------ DATA SUPPLIED

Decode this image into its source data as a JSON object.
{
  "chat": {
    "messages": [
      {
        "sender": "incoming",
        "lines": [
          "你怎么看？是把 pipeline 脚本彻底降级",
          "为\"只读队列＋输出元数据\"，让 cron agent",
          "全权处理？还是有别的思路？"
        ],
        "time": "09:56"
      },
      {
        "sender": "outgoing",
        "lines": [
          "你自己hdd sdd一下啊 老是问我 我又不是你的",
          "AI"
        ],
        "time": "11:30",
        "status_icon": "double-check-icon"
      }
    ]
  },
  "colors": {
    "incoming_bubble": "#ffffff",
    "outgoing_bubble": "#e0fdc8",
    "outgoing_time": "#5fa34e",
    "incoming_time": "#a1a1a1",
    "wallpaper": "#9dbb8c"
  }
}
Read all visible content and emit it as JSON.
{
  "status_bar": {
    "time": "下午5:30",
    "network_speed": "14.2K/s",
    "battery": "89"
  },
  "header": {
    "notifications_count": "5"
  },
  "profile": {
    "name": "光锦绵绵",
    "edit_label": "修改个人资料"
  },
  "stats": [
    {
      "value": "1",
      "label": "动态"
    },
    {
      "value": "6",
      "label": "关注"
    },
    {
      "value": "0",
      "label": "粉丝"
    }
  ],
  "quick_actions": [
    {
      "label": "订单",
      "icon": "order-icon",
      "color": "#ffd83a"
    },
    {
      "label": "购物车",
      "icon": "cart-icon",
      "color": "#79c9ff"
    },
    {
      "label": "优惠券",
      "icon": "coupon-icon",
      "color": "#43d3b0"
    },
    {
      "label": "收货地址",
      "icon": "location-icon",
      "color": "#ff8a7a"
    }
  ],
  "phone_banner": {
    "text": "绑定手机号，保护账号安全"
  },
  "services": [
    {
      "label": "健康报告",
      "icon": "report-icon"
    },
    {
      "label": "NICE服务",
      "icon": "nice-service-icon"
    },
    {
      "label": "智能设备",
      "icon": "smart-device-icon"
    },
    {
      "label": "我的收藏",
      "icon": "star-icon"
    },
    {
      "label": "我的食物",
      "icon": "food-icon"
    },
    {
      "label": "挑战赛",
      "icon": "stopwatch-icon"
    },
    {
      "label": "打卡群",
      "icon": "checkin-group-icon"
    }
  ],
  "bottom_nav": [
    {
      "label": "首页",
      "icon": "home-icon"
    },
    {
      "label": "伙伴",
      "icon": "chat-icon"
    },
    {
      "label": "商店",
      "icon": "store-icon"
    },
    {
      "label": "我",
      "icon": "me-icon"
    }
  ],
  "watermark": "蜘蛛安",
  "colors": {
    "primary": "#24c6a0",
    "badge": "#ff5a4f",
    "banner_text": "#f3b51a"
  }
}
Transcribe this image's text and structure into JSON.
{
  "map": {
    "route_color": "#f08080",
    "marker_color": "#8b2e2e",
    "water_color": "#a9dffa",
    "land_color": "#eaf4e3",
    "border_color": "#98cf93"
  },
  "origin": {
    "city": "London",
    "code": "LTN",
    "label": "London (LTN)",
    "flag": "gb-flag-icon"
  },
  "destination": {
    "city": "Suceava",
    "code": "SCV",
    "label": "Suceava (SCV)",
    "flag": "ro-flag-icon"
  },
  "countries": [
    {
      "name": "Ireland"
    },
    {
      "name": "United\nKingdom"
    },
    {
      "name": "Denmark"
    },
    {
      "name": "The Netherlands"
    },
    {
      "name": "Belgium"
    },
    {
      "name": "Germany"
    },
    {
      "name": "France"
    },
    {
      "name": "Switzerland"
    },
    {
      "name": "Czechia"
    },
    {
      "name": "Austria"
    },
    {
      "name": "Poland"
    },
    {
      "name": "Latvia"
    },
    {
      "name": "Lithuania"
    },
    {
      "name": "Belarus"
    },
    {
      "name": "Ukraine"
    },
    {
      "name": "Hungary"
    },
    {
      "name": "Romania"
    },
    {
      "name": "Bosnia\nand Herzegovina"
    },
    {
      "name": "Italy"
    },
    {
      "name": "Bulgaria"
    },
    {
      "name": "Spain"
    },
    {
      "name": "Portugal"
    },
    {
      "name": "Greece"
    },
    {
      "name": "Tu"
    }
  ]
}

------------

**PROBLEM DETAILS**:
Pull out every line in the material above where "image" occurs.

**ANSWER FOR THE TASK**:
Decode this image into its source data as a JSON object.
Transcribe this image's text and structure into JSON.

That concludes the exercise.